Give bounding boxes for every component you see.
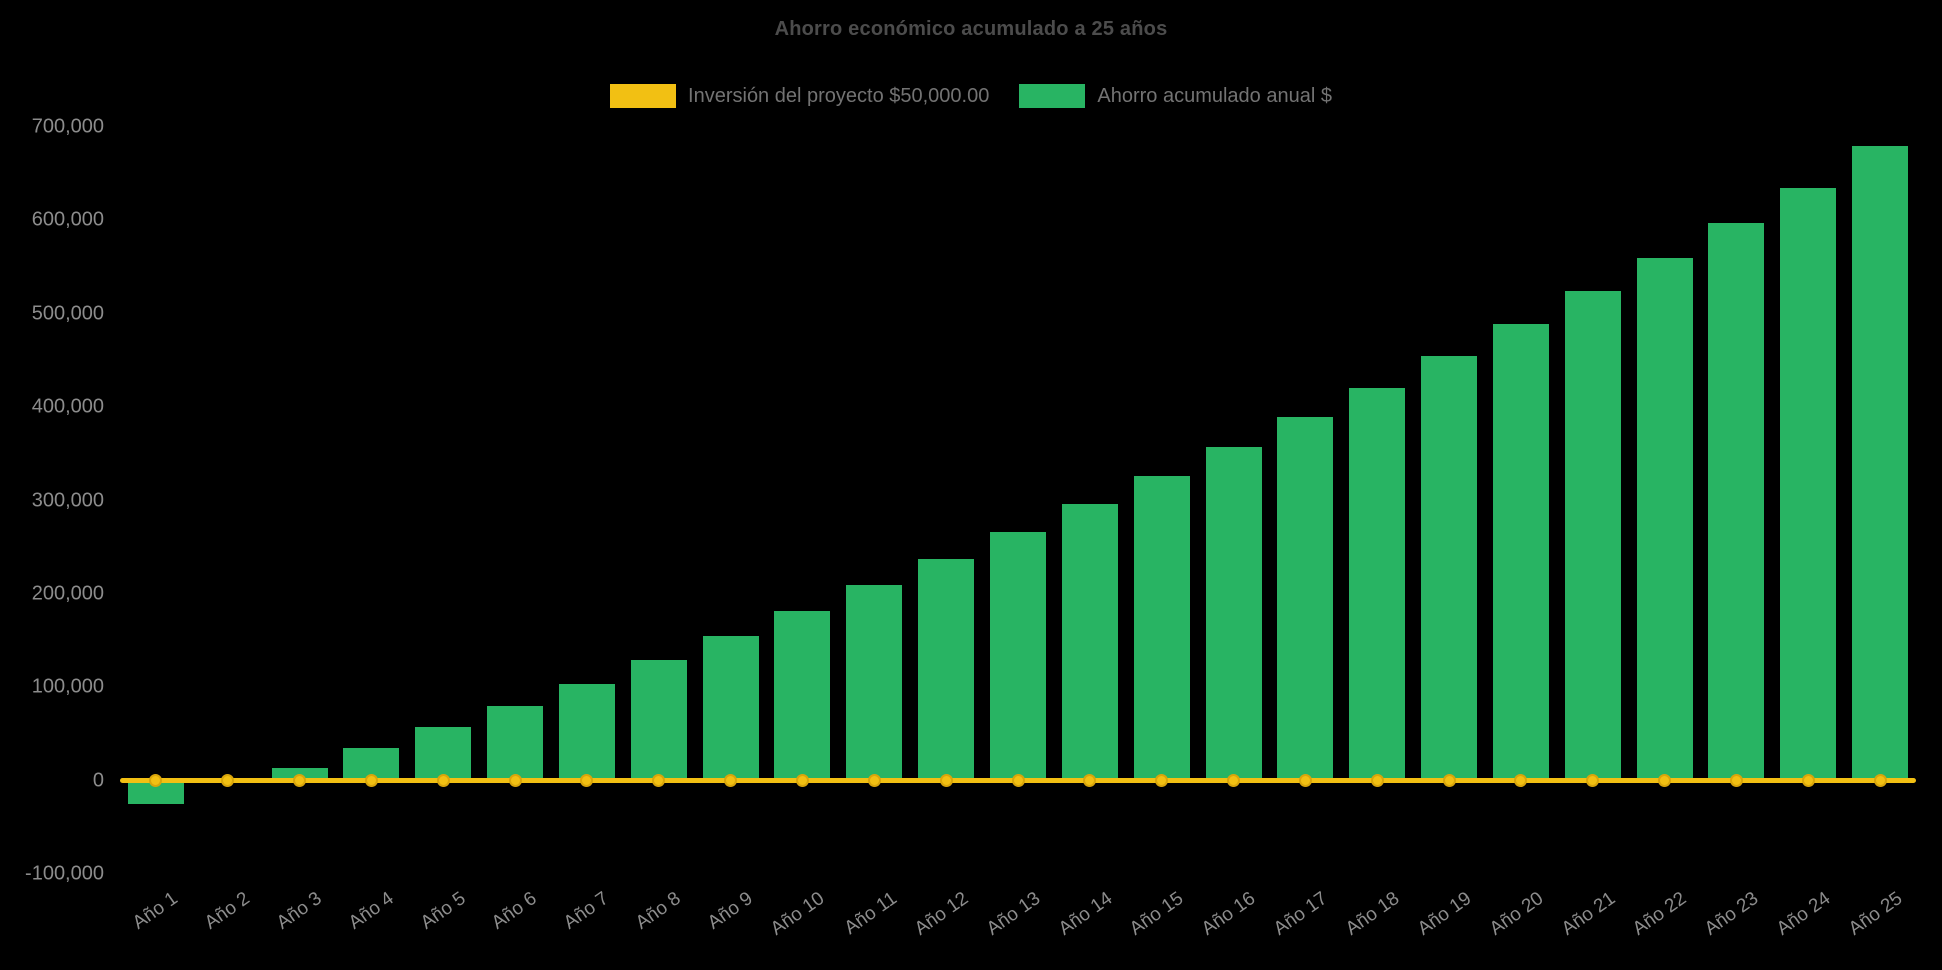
x-axis-label: Año 5 <box>416 888 470 934</box>
line-point <box>436 774 450 788</box>
x-axis-label: Año 21 <box>1557 888 1619 940</box>
bar <box>1277 417 1334 781</box>
bar <box>1636 257 1693 781</box>
line-point <box>1155 774 1169 788</box>
line-point <box>293 774 307 788</box>
line-point <box>795 774 809 788</box>
bar <box>702 635 759 781</box>
bar <box>630 660 687 781</box>
x-axis-label: Año 23 <box>1701 888 1763 940</box>
bar <box>127 780 184 804</box>
line-point <box>939 774 953 788</box>
x-axis-label: Año 24 <box>1772 888 1835 940</box>
plot-area: Año 1 Año 2 Año 3 Año 4 Año 5 Año 6 Año 7 Año 8… <box>120 127 1916 940</box>
line-point <box>1514 774 1528 788</box>
legend-swatch-investment-icon <box>610 84 677 108</box>
legend-item-savings[interactable]: Ahorro acumulado anual $ <box>1019 84 1332 108</box>
line-point <box>1729 774 1743 788</box>
line-point <box>1586 774 1600 788</box>
x-axis-label: Año 15 <box>1126 888 1188 940</box>
line-point <box>580 774 594 788</box>
line-point <box>1083 774 1097 788</box>
x-axis-label: Año 7 <box>560 888 614 934</box>
line-point <box>1370 774 1384 788</box>
y-axis: 700,000 600,000 500,000 400,000 300,000 200,0… <box>0 116 104 885</box>
line-point <box>1658 774 1672 788</box>
line-point <box>724 774 738 788</box>
x-axis-label: Año 18 <box>1341 888 1404 940</box>
line-point <box>1011 774 1025 788</box>
bar <box>1780 187 1837 781</box>
x-axis-label: Año 4 <box>344 888 398 934</box>
legend-swatch-savings-icon <box>1019 84 1086 108</box>
bar <box>846 584 903 781</box>
bar <box>487 705 544 781</box>
x-axis-label: Año 3 <box>272 888 326 934</box>
bar <box>1421 355 1478 781</box>
y-axis-label: 600,000 <box>31 208 104 231</box>
chart-title: Ahorro económico acumulado a 25 años <box>774 18 1168 40</box>
bar <box>1708 223 1765 781</box>
x-axis-label: Año 19 <box>1413 888 1476 940</box>
line-point <box>652 774 666 788</box>
x-axis-label: Año 12 <box>910 888 973 940</box>
line-point <box>364 774 378 788</box>
bar <box>1205 447 1262 781</box>
x-axis-label: Año 2 <box>201 888 254 934</box>
y-axis-label: -100,000 <box>25 862 104 885</box>
legend-item-investment[interactable]: Inversión del proyecto $50,000.00 <box>610 84 989 108</box>
bar <box>1852 145 1909 781</box>
x-axis-label: Año 14 <box>1054 888 1116 940</box>
x-axis-label: Año 13 <box>982 888 1045 940</box>
x-axis-label: Año 22 <box>1629 888 1691 940</box>
bar <box>1061 504 1118 781</box>
line-point <box>508 774 522 788</box>
x-axis-label: Año 6 <box>488 888 542 934</box>
x-axis-label: Año 17 <box>1270 888 1332 940</box>
y-axis-label: 100,000 <box>31 675 104 698</box>
line-point <box>221 774 235 788</box>
bar <box>415 727 472 781</box>
x-axis-label: Año 9 <box>703 888 757 934</box>
y-axis-label: 0 <box>92 769 104 792</box>
bar <box>918 559 975 781</box>
line-point <box>1801 774 1815 788</box>
line-point <box>867 774 881 788</box>
bar <box>774 610 831 781</box>
line-point <box>1873 774 1887 788</box>
legend-label-investment: Inversión del proyecto $50,000.00 <box>688 84 990 107</box>
x-axis-label: Año 8 <box>632 888 685 934</box>
bar <box>1564 291 1621 781</box>
y-axis-label: 500,000 <box>31 302 104 325</box>
bar <box>558 683 615 781</box>
line-point <box>149 774 163 788</box>
x-axis-label: Año 10 <box>767 888 829 940</box>
bar <box>1492 324 1549 781</box>
chart-legend: Inversión del proyecto $50,000.00 Ahorro… <box>0 84 1942 108</box>
x-axis-label: Año 25 <box>1844 888 1907 940</box>
bar <box>1349 387 1406 781</box>
line-point <box>1298 774 1312 788</box>
y-axis-label: 200,000 <box>31 582 104 605</box>
x-axis-label: Año 16 <box>1198 888 1260 940</box>
x-axis-label: Año 11 <box>840 888 901 939</box>
line-point <box>1227 774 1241 788</box>
bar <box>1133 476 1190 781</box>
line-point <box>1442 774 1456 788</box>
y-axis-label: 300,000 <box>31 489 104 511</box>
bar <box>989 532 1046 781</box>
y-axis-label: 400,000 <box>31 395 104 418</box>
x-axis-label: Año 1 <box>129 888 182 934</box>
bar <box>271 767 328 781</box>
legend-label-savings: Ahorro acumulado anual $ <box>1097 84 1332 107</box>
y-axis-label: 700,000 <box>31 115 104 138</box>
x-axis-label: Año 20 <box>1485 888 1547 940</box>
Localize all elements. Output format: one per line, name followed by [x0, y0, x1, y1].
■ ■ ■ ■
* _OBJECTIVE_: Rewrite all of the data above, replacing "line-point" with "marker" everywhere and leaving everything else unchanged. Omit the pictures.

* _ANSWER TO THIS EXERCISE_:
Give bounding boxes for every component you see.
x-axis-label: Año 5 <box>416 888 470 934</box>
marker <box>436 774 450 788</box>
x-axis-label: Año 21 <box>1557 888 1619 940</box>
bar <box>1277 417 1334 781</box>
bar <box>1636 257 1693 781</box>
marker <box>1155 774 1169 788</box>
marker <box>293 774 307 788</box>
marker <box>795 774 809 788</box>
bar <box>702 635 759 781</box>
bar <box>630 660 687 781</box>
x-axis-label: Año 23 <box>1701 888 1763 940</box>
bar <box>127 780 184 804</box>
marker <box>939 774 953 788</box>
x-axis-label: Año 24 <box>1772 888 1835 940</box>
plot-area: Año 1 Año 2 Año 3 Año 4 Año 5 Año 6 Año 7 Año 8… <box>120 127 1916 940</box>
marker <box>1514 774 1528 788</box>
legend-swatch-investment-icon <box>610 84 677 108</box>
legend-item-savings[interactable]: Ahorro acumulado anual $ <box>1019 84 1332 108</box>
marker <box>1729 774 1743 788</box>
marker <box>1586 774 1600 788</box>
x-axis-label: Año 15 <box>1126 888 1188 940</box>
marker <box>580 774 594 788</box>
marker <box>1083 774 1097 788</box>
x-axis-label: Año 7 <box>560 888 614 934</box>
marker <box>1370 774 1384 788</box>
y-axis: 700,000 600,000 500,000 400,000 300,000 200,0… <box>0 116 104 885</box>
marker <box>1658 774 1672 788</box>
marker <box>724 774 738 788</box>
x-axis-label: Año 18 <box>1341 888 1404 940</box>
marker <box>1011 774 1025 788</box>
bar <box>1780 187 1837 781</box>
x-axis-label: Año 4 <box>344 888 398 934</box>
legend-swatch-savings-icon <box>1019 84 1086 108</box>
bar <box>846 584 903 781</box>
bar <box>487 705 544 781</box>
x-axis-label: Año 3 <box>272 888 326 934</box>
bar <box>1421 355 1478 781</box>
y-axis-label: 600,000 <box>31 208 104 231</box>
chart-title: Ahorro económico acumulado a 25 años <box>774 18 1168 40</box>
bar <box>1708 223 1765 781</box>
x-axis-label: Año 19 <box>1413 888 1476 940</box>
marker <box>652 774 666 788</box>
x-axis-label: Año 12 <box>910 888 973 940</box>
marker <box>364 774 378 788</box>
bar <box>1205 447 1262 781</box>
x-axis-label: Año 2 <box>201 888 254 934</box>
y-axis-label: -100,000 <box>25 862 104 885</box>
legend-item-investment[interactable]: Inversión del proyecto $50,000.00 <box>610 84 989 108</box>
bar <box>1852 145 1909 781</box>
x-axis-label: Año 14 <box>1054 888 1116 940</box>
x-axis-label: Año 13 <box>982 888 1045 940</box>
x-axis-label: Año 22 <box>1629 888 1691 940</box>
bar <box>1061 504 1118 781</box>
marker <box>508 774 522 788</box>
x-axis-label: Año 6 <box>488 888 542 934</box>
x-axis-label: Año 17 <box>1270 888 1332 940</box>
y-axis-label: 100,000 <box>31 675 104 698</box>
marker <box>221 774 235 788</box>
bar <box>415 727 472 781</box>
x-axis-label: Año 9 <box>703 888 757 934</box>
y-axis-label: 0 <box>92 769 104 792</box>
bar <box>918 559 975 781</box>
marker <box>1801 774 1815 788</box>
marker <box>867 774 881 788</box>
bar <box>774 610 831 781</box>
marker <box>1873 774 1887 788</box>
legend-label-investment: Inversión del proyecto $50,000.00 <box>688 84 990 107</box>
x-axis-label: Año 8 <box>632 888 685 934</box>
bar <box>1564 291 1621 781</box>
y-axis-label: 500,000 <box>31 302 104 325</box>
bar <box>558 683 615 781</box>
marker <box>149 774 163 788</box>
x-axis-label: Año 10 <box>767 888 829 940</box>
bar <box>1492 324 1549 781</box>
chart-legend: Inversión del proyecto $50,000.00 Ahorro… <box>0 84 1942 108</box>
x-axis-label: Año 25 <box>1844 888 1907 940</box>
bar <box>1349 387 1406 781</box>
marker <box>1298 774 1312 788</box>
y-axis-label: 200,000 <box>31 582 104 605</box>
x-axis-label: Año 16 <box>1198 888 1260 940</box>
x-axis-label: Año 11 <box>840 888 901 939</box>
marker <box>1227 774 1241 788</box>
bar <box>1133 476 1190 781</box>
marker <box>1442 774 1456 788</box>
y-axis-label: 300,000 <box>31 489 104 511</box>
bar <box>989 532 1046 781</box>
y-axis-label: 400,000 <box>31 395 104 418</box>
x-axis-label: Año 1 <box>129 888 182 934</box>
bar <box>271 767 328 781</box>
legend-label-savings: Ahorro acumulado anual $ <box>1097 84 1332 107</box>
y-axis-label: 700,000 <box>31 115 104 138</box>
x-axis-label: Año 20 <box>1485 888 1547 940</box>
Localize all elements. Output format: one per line, name followed by [x0, y0, x1, y1].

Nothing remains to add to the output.